→ **Records from a dataset**
---
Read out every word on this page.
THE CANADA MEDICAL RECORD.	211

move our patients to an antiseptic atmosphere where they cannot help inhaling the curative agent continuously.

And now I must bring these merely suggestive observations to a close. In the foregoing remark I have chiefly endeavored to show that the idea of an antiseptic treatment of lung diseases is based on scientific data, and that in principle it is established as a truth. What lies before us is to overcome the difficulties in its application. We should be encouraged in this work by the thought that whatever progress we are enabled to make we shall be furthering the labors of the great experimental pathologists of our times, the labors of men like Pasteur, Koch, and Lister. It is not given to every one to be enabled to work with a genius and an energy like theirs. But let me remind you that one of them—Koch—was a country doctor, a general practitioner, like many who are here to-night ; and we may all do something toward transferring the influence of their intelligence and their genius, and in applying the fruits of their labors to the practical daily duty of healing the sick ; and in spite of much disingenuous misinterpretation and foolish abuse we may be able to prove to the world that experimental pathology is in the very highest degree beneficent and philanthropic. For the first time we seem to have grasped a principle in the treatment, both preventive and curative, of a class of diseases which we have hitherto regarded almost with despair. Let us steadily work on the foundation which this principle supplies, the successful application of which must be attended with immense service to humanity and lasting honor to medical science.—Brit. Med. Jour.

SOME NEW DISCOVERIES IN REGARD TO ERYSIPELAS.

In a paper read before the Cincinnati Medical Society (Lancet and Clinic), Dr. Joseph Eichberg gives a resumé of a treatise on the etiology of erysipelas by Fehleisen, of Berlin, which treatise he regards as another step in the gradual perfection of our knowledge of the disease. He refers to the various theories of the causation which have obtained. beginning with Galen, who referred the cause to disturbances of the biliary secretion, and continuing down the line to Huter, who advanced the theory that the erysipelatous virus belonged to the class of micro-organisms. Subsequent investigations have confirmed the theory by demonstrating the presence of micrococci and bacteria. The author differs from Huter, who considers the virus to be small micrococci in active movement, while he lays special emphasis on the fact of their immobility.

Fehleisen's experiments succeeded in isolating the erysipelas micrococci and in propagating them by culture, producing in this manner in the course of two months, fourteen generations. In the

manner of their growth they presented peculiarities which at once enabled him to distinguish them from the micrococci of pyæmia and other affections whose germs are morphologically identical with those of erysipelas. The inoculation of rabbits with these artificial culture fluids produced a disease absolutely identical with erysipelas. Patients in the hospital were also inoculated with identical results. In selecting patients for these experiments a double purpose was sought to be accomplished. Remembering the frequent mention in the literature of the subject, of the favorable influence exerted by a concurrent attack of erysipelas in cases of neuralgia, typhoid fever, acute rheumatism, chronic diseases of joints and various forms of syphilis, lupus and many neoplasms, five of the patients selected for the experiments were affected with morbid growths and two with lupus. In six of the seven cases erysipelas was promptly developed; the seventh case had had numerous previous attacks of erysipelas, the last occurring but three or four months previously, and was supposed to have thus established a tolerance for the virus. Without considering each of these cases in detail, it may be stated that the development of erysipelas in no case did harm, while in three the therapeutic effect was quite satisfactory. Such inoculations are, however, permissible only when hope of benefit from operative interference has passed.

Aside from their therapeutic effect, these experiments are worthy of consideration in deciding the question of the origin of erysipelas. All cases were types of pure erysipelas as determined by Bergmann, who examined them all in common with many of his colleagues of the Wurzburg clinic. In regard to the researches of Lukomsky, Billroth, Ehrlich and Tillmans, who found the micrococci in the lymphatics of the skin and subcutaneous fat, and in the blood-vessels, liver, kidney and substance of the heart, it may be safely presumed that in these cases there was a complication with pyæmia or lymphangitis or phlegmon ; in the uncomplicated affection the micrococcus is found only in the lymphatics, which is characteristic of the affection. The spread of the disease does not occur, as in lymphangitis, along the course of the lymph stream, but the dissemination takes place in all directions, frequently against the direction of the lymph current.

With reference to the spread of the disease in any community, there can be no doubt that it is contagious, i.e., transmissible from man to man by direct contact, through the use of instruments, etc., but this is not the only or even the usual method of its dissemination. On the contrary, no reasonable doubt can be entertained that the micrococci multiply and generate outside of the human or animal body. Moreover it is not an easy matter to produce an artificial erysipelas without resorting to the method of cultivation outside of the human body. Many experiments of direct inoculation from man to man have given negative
---
→ **THE TASK**
Output all records verbatim.

→ **SOLVED PROBLEM**
Read out every word on this page.
THE CANADA MEDICAL RECORD.	211

move our patients to an antiseptic atmosphere where they cannot help inhaling the curative agent continuously.

And now I must bring these merely suggestive observations to a close. In the foregoing remark I have chiefly endeavored to show that the idea of an antiseptic treatment of lung diseases is based on scientific data, and that in principle it is established as a truth. What lies before us is to overcome the difficulties in its application. We should be encouraged in this work by the thought that whatever progress we are enabled to make we shall be furthering the labors of the great experimental pathologists of our times, the labors of men like Pasteur, Koch, and Lister. It is not given to every one to be enabled to work with a genius and an energy like theirs. But let me remind you that one of them—Koch—was a country doctor, a general practitioner, like many who are here to-night ; and we may all do something toward transferring the influence of their intelligence and their genius, and in applying the fruits of their labors to the practical daily duty of healing the sick ; and in spite of much disingenuous misinterpretation and foolish abuse we may be able to prove to the world that experimental pathology is in the very highest degree beneficent and philanthropic. For the first time we seem to have grasped a principle in the treatment, both preventive and curative, of a class of diseases which we have hitherto regarded almost with despair. Let us steadily work on the foundation which this principle supplies, the successful application of which must be attended with immense service to humanity and lasting honor to medical science.—Brit. Med. Jour.

SOME NEW DISCOVERIES IN REGARD TO ERYSIPELAS.

In a paper read before the Cincinnati Medical Society (Lancet and Clinic), Dr. Joseph Eichberg gives a resumé of a treatise on the etiology of erysipelas by Fehleisen, of Berlin, which treatise he regards as another step in the gradual perfection of our knowledge of the disease. He refers to the various theories of the causation which have obtained. beginning with Galen, who referred the cause to disturbances of the biliary secretion, and continuing down the line to Huter, who advanced the theory that the erysipelatous virus belonged to the class of micro-organisms. Subsequent investigations have confirmed the theory by demonstrating the presence of micrococci and bacteria. The author differs from Huter, who considers the virus to be small micrococci in active movement, while he lays special emphasis on the fact of their immobility.

Fehleisen's experiments succeeded in isolating the erysipelas micrococci and in propagating them by culture, producing in this manner in the course of two months, fourteen generations. In the

manner of their growth they presented peculiarities which at once enabled him to distinguish them from the micrococci of pyæmia and other affections whose germs are morphologically identical with those of erysipelas. The inoculation of rabbits with these artificial culture fluids produced a disease absolutely identical with erysipelas. Patients in the hospital were also inoculated with identical results. In selecting patients for these experiments a double purpose was sought to be accomplished. Remembering the frequent mention in the literature of the subject, of the favorable influence exerted by a concurrent attack of erysipelas in cases of neuralgia, typhoid fever, acute rheumatism, chronic diseases of joints and various forms of syphilis, lupus and many neoplasms, five of the patients selected for the experiments were affected with morbid growths and two with lupus. In six of the seven cases erysipelas was promptly developed; the seventh case had had numerous previous attacks of erysipelas, the last occurring but three or four months previously, and was supposed to have thus established a tolerance for the virus. Without considering each of these cases in detail, it may be stated that the development of erysipelas in no case did harm, while in three the therapeutic effect was quite satisfactory. Such inoculations are, however, permissible only when hope of benefit from operative interference has passed.

Aside from their therapeutic effect, these experiments are worthy of consideration in deciding the question of the origin of erysipelas. All cases were types of pure erysipelas as determined by Bergmann, who examined them all in common with many of his colleagues of the Wurzburg clinic. In regard to the researches of Lukomsky, Billroth, Ehrlich and Tillmans, who found the micrococci in the lymphatics of the skin and subcutaneous fat, and in the blood-vessels, liver, kidney and substance of the heart, it may be safely presumed that in these cases there was a complication with pyæmia or lymphangitis or phlegmon ; in the uncomplicated affection the micrococcus is found only in the lymphatics, which is characteristic of the affection. The spread of the disease does not occur, as in lymphangitis, along the course of the lymph stream, but the dissemination takes place in all directions, frequently against the direction of the lymph current.

With reference to the spread of the disease in any community, there can be no doubt that it is contagious, i.e., transmissible from man to man by direct contact, through the use of instruments, etc., but this is not the only or even the usual method of its dissemination. On the contrary, no reasonable doubt can be entertained that the micrococci multiply and generate outside of the human or animal body. Moreover it is not an easy matter to produce an artificial erysipelas without resorting to the method of cultivation outside of the human body. Many experiments of direct inoculation from man to man have given negative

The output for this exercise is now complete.